Written problem:
List each line holding the string "title".

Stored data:
• • • • •
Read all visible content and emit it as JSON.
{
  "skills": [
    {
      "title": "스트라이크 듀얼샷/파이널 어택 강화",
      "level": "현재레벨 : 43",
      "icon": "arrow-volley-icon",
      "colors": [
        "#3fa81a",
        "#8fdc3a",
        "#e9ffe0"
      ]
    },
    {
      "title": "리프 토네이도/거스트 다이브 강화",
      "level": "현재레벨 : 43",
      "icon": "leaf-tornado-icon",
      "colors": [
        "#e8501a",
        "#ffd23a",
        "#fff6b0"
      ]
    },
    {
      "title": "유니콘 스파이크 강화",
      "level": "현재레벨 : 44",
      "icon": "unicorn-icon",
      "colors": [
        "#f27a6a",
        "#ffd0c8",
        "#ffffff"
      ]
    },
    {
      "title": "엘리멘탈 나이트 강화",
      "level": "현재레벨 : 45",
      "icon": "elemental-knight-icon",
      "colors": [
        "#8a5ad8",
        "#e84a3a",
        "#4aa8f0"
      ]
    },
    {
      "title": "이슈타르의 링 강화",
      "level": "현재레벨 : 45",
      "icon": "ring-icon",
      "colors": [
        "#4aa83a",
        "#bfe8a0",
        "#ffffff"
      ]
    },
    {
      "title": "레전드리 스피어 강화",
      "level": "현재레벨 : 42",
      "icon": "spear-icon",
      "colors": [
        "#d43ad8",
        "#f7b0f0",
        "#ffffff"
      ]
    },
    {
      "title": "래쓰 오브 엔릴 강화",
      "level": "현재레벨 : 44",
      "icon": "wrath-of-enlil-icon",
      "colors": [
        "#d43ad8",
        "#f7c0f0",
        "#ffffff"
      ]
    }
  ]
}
• • • • •
Exercise result:
      "title": "스트라이크 듀얼샷/파이널 어택 강화",
      "title": "리프 토네이도/거스트 다이브 강화",
      "title": "유니콘 스파이크 강화",
      "title": "엘리멘탈 나이트 강화",
      "title": "이슈타르의 링 강화",
      "title": "레전드리 스피어 강화",
      "title": "래쓰 오브 엔릴 강화",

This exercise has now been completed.